[Data records for software interfaces]

═══

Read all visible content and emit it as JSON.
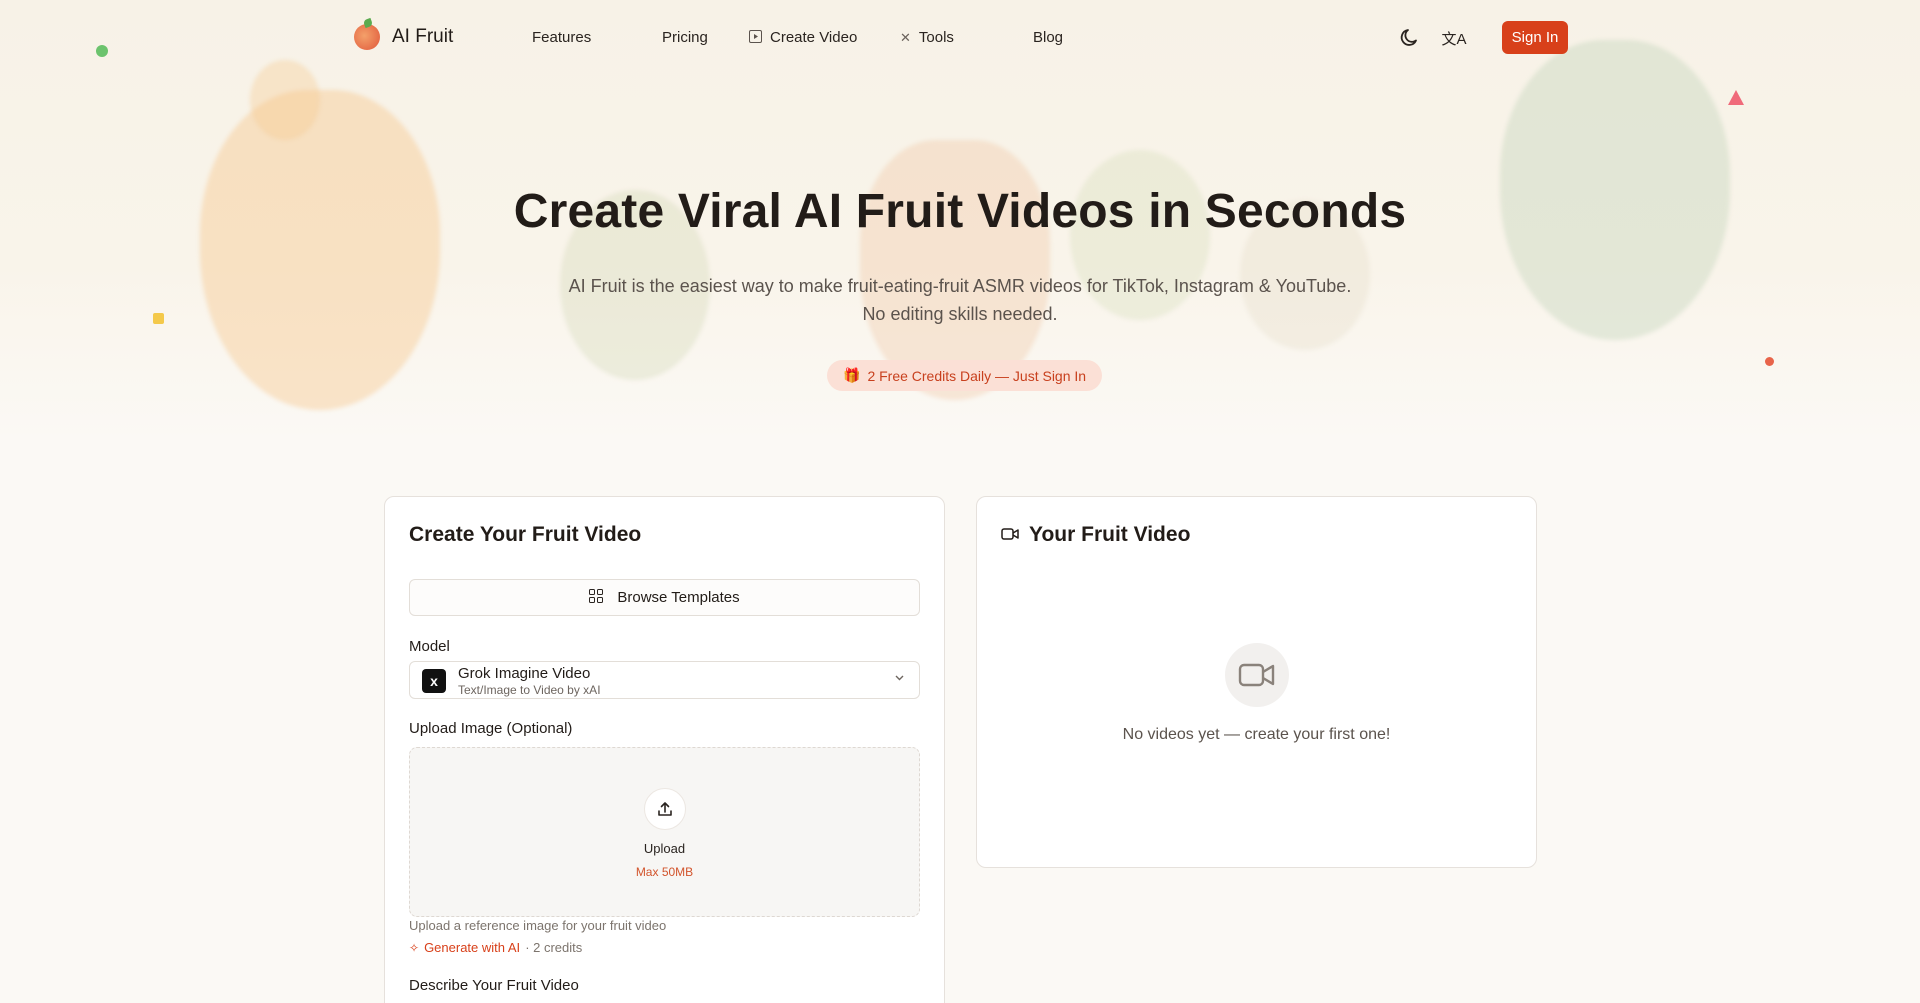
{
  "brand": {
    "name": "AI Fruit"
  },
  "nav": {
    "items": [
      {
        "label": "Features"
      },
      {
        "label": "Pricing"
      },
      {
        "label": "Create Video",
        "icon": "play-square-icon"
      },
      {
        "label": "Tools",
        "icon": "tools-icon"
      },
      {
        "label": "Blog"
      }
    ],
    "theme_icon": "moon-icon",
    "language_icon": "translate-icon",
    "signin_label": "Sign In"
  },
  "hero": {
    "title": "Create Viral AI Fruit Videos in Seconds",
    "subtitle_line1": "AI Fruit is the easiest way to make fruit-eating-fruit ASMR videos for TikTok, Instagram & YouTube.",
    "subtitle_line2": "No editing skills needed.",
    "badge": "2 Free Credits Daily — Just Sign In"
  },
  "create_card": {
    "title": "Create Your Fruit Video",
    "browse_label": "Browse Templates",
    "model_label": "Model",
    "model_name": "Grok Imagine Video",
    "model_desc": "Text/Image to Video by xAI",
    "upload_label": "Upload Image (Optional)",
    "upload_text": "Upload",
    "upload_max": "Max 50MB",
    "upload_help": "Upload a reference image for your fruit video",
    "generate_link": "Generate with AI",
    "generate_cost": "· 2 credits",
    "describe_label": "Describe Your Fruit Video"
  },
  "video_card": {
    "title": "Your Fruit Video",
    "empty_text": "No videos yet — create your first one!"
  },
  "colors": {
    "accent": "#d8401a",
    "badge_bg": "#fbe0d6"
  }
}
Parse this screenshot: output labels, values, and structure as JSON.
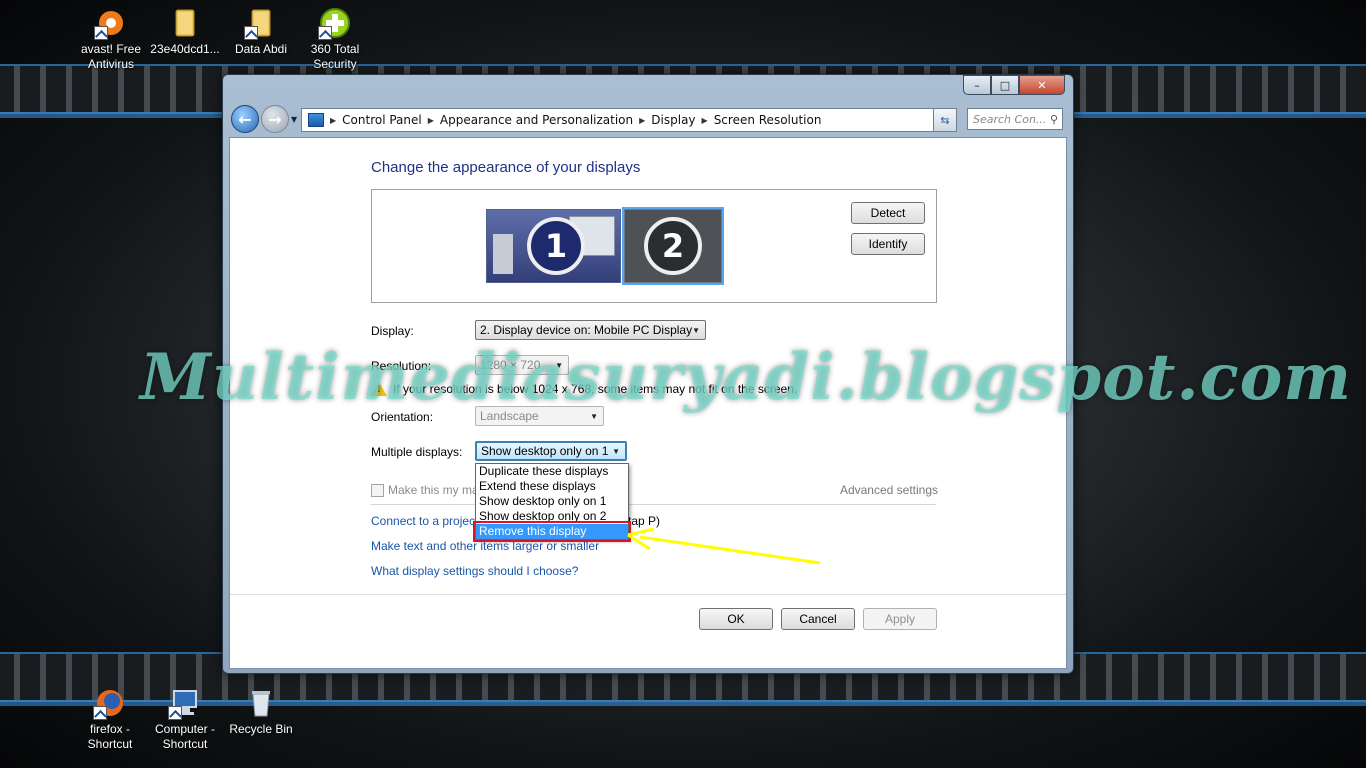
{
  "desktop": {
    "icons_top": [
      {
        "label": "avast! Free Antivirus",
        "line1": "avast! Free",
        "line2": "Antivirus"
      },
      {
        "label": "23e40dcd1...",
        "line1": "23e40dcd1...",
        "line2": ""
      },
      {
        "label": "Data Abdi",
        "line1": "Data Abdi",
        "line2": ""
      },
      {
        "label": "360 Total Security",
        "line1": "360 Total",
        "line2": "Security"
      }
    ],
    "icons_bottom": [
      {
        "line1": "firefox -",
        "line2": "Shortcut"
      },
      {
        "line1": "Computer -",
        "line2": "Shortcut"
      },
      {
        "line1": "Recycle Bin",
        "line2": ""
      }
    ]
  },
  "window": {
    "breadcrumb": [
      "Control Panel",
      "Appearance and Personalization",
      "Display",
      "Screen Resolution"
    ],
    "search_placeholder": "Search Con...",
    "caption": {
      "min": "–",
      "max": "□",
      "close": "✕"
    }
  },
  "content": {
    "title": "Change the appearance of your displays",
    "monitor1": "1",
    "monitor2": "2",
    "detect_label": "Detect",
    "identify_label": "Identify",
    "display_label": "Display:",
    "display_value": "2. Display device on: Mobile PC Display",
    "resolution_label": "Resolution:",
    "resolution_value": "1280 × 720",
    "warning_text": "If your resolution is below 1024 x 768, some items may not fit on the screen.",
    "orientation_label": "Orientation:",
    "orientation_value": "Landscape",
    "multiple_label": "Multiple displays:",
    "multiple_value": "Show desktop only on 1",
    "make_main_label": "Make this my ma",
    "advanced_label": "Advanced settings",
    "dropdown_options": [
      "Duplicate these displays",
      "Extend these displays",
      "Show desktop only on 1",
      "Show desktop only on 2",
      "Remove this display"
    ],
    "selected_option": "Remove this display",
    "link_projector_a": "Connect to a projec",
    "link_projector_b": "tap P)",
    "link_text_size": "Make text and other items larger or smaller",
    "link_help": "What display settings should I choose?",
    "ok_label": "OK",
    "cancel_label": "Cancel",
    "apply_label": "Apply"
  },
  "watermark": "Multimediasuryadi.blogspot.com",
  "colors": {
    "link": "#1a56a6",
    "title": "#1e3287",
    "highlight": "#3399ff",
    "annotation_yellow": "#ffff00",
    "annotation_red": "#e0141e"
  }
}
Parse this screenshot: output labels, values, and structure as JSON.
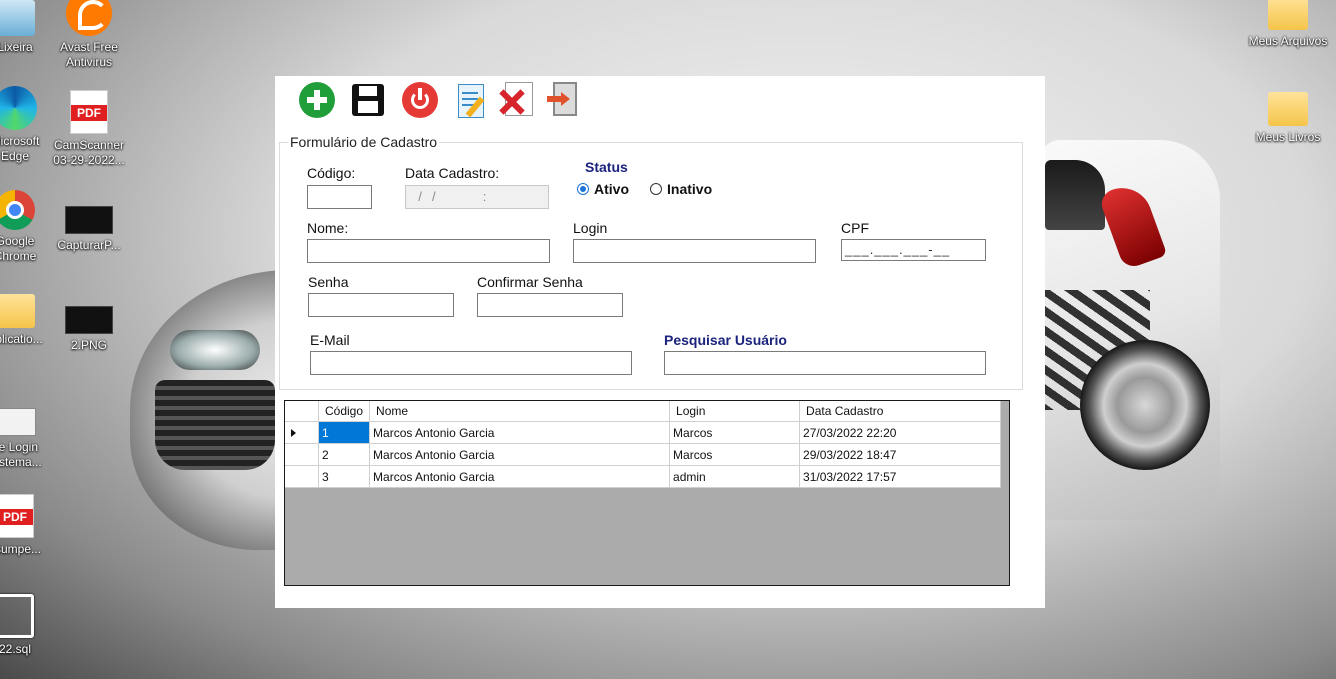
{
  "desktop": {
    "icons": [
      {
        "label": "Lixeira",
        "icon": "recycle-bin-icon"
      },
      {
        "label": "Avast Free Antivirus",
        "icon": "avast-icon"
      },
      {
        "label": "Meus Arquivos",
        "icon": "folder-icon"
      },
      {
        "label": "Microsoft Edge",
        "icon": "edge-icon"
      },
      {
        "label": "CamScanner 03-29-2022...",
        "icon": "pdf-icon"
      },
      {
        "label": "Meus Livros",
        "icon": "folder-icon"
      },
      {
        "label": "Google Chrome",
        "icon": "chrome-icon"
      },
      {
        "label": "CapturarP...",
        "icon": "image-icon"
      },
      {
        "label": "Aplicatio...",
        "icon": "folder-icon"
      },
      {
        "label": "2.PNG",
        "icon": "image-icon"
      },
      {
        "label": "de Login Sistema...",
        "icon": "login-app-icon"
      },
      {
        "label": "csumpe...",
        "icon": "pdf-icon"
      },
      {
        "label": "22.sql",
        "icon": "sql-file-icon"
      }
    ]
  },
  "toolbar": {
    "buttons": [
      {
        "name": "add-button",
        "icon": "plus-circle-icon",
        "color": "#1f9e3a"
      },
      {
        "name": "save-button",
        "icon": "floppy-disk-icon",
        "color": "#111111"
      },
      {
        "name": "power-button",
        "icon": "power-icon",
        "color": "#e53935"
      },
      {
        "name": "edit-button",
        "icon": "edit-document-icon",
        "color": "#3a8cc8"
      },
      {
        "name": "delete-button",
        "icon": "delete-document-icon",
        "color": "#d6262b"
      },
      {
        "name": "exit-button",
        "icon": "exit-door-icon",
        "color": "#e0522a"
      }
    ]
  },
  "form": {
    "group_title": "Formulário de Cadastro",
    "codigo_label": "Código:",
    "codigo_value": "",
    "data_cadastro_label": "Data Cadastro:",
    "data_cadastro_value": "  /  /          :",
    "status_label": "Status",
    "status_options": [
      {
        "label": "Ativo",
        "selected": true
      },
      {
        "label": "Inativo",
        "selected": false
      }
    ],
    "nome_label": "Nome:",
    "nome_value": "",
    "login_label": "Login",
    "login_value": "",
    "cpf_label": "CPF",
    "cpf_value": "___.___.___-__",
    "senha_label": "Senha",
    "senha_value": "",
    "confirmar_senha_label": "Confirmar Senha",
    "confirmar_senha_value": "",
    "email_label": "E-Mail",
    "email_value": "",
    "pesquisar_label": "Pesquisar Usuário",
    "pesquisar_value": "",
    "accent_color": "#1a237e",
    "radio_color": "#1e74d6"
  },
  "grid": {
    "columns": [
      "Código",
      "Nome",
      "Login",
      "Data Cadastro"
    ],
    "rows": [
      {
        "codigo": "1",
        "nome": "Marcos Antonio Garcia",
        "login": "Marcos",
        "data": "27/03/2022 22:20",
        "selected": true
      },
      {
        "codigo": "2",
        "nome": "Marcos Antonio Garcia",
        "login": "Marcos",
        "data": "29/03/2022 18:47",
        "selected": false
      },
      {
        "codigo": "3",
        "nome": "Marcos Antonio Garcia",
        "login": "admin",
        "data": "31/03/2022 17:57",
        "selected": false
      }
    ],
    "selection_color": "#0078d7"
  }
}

═══

— Task requirements —
What is needed is an exact output of the records above, with every picture left out.

— Reply to the task —
Read all visible content and emit it as JSON.
{
  "brand": {
    "name": "AI Fruit"
  },
  "nav": {
    "items": [
      {
        "label": "Features"
      },
      {
        "label": "Pricing"
      },
      {
        "label": "Create Video",
        "icon": "play-square-icon"
      },
      {
        "label": "Tools",
        "icon": "tools-icon"
      },
      {
        "label": "Blog"
      }
    ],
    "theme_icon": "moon-icon",
    "language_icon": "translate-icon",
    "signin_label": "Sign In"
  },
  "hero": {
    "title": "Create Viral AI Fruit Videos in Seconds",
    "subtitle_line1": "AI Fruit is the easiest way to make fruit-eating-fruit ASMR videos for TikTok, Instagram & YouTube.",
    "subtitle_line2": "No editing skills needed.",
    "badge": "2 Free Credits Daily — Just Sign In"
  },
  "create_card": {
    "title": "Create Your Fruit Video",
    "browse_label": "Browse Templates",
    "model_label": "Model",
    "model_name": "Grok Imagine Video",
    "model_desc": "Text/Image to Video by xAI",
    "upload_label": "Upload Image (Optional)",
    "upload_text": "Upload",
    "upload_max": "Max 50MB",
    "upload_help": "Upload a reference image for your fruit video",
    "generate_link": "Generate with AI",
    "generate_cost": "· 2 credits",
    "describe_label": "Describe Your Fruit Video"
  },
  "video_card": {
    "title": "Your Fruit Video",
    "empty_text": "No videos yet — create your first one!"
  },
  "colors": {
    "accent": "#d8401a",
    "badge_bg": "#fbe0d6"
  }
}
Parse this screenshot: output labels, values, and structure as JSON.
{
  "desktop": {
    "icons_top": [
      {
        "label": "avast! Free Antivirus",
        "line1": "avast! Free",
        "line2": "Antivirus"
      },
      {
        "label": "23e40dcd1...",
        "line1": "23e40dcd1...",
        "line2": ""
      },
      {
        "label": "Data Abdi",
        "line1": "Data Abdi",
        "line2": ""
      },
      {
        "label": "360 Total Security",
        "line1": "360 Total",
        "line2": "Security"
      }
    ],
    "icons_bottom": [
      {
        "line1": "firefox -",
        "line2": "Shortcut"
      },
      {
        "line1": "Computer -",
        "line2": "Shortcut"
      },
      {
        "line1": "Recycle Bin",
        "line2": ""
      }
    ]
  },
  "window": {
    "breadcrumb": [
      "Control Panel",
      "Appearance and Personalization",
      "Display",
      "Screen Resolution"
    ],
    "search_placeholder": "Search Con...",
    "caption": {
      "min": "–",
      "max": "□",
      "close": "✕"
    }
  },
  "content": {
    "title": "Change the appearance of your displays",
    "monitor1": "1",
    "monitor2": "2",
    "detect_label": "Detect",
    "identify_label": "Identify",
    "display_label": "Display:",
    "display_value": "2. Display device on: Mobile PC Display",
    "resolution_label": "Resolution:",
    "resolution_value": "1280 × 720",
    "warning_text": "If your resolution is below 1024 x 768, some items may not fit on the screen.",
    "orientation_label": "Orientation:",
    "orientation_value": "Landscape",
    "multiple_label": "Multiple displays:",
    "multiple_value": "Show desktop only on 1",
    "make_main_label": "Make this my ma",
    "advanced_label": "Advanced settings",
    "dropdown_options": [
      "Duplicate these displays",
      "Extend these displays",
      "Show desktop only on 1",
      "Show desktop only on 2",
      "Remove this display"
    ],
    "selected_option": "Remove this display",
    "link_projector_a": "Connect to a projec",
    "link_projector_b": "tap P)",
    "link_text_size": "Make text and other items larger or smaller",
    "link_help": "What display settings should I choose?",
    "ok_label": "OK",
    "cancel_label": "Cancel",
    "apply_label": "Apply"
  },
  "watermark": "Multimediasuryadi.blogspot.com",
  "colors": {
    "link": "#1a56a6",
    "title": "#1e3287",
    "highlight": "#3399ff",
    "annotation_yellow": "#ffff00",
    "annotation_red": "#e0141e"
  }
}
Parse this screenshot: output labels, values, and structure as JSON.
{
  "desktop": {
    "icons": [
      {
        "label": "Lixeira",
        "icon": "recycle-bin-icon"
      },
      {
        "label": "Avast Free Antivirus",
        "icon": "avast-icon"
      },
      {
        "label": "Meus Arquivos",
        "icon": "folder-icon"
      },
      {
        "label": "Microsoft Edge",
        "icon": "edge-icon"
      },
      {
        "label": "CamScanner 03-29-2022...",
        "icon": "pdf-icon"
      },
      {
        "label": "Meus Livros",
        "icon": "folder-icon"
      },
      {
        "label": "Google Chrome",
        "icon": "chrome-icon"
      },
      {
        "label": "CapturarP...",
        "icon": "image-icon"
      },
      {
        "label": "Aplicatio...",
        "icon": "folder-icon"
      },
      {
        "label": "2.PNG",
        "icon": "image-icon"
      },
      {
        "label": "de Login Sistema...",
        "icon": "login-app-icon"
      },
      {
        "label": "csumpe...",
        "icon": "pdf-icon"
      },
      {
        "label": "22.sql",
        "icon": "sql-file-icon"
      }
    ]
  },
  "toolbar": {
    "buttons": [
      {
        "name": "add-button",
        "icon": "plus-circle-icon",
        "color": "#1f9e3a"
      },
      {
        "name": "save-button",
        "icon": "floppy-disk-icon",
        "color": "#111111"
      },
      {
        "name": "power-button",
        "icon": "power-icon",
        "color": "#e53935"
      },
      {
        "name": "edit-button",
        "icon": "edit-document-icon",
        "color": "#3a8cc8"
      },
      {
        "name": "delete-button",
        "icon": "delete-document-icon",
        "color": "#d6262b"
      },
      {
        "name": "exit-button",
        "icon": "exit-door-icon",
        "color": "#e0522a"
      }
    ]
  },
  "form": {
    "group_title": "Formulário de Cadastro",
    "codigo_label": "Código:",
    "codigo_value": "",
    "data_cadastro_label": "Data Cadastro:",
    "data_cadastro_value": "  /  /          :",
    "status_label": "Status",
    "status_options": [
      {
        "label": "Ativo",
        "selected": true
      },
      {
        "label": "Inativo",
        "selected": false
      }
    ],
    "nome_label": "Nome:",
    "nome_value": "",
    "login_label": "Login",
    "login_value": "",
    "cpf_label": "CPF",
    "cpf_value": "___.___.___-__",
    "senha_label": "Senha",
    "senha_value": "",
    "confirmar_senha_label": "Confirmar Senha",
    "confirmar_senha_value": "",
    "email_label": "E-Mail",
    "email_value": "",
    "pesquisar_label": "Pesquisar Usuário",
    "pesquisar_value": "",
    "accent_color": "#1a237e",
    "radio_color": "#1e74d6"
  },
  "grid": {
    "columns": [
      "Código",
      "Nome",
      "Login",
      "Data Cadastro"
    ],
    "rows": [
      {
        "codigo": "1",
        "nome": "Marcos Antonio Garcia",
        "login": "Marcos",
        "data": "27/03/2022 22:20",
        "selected": true
      },
      {
        "codigo": "2",
        "nome": "Marcos Antonio Garcia",
        "login": "Marcos",
        "data": "29/03/2022 18:47",
        "selected": false
      },
      {
        "codigo": "3",
        "nome": "Marcos Antonio Garcia",
        "login": "admin",
        "data": "31/03/2022 17:57",
        "selected": false
      }
    ],
    "selection_color": "#0078d7"
  }
}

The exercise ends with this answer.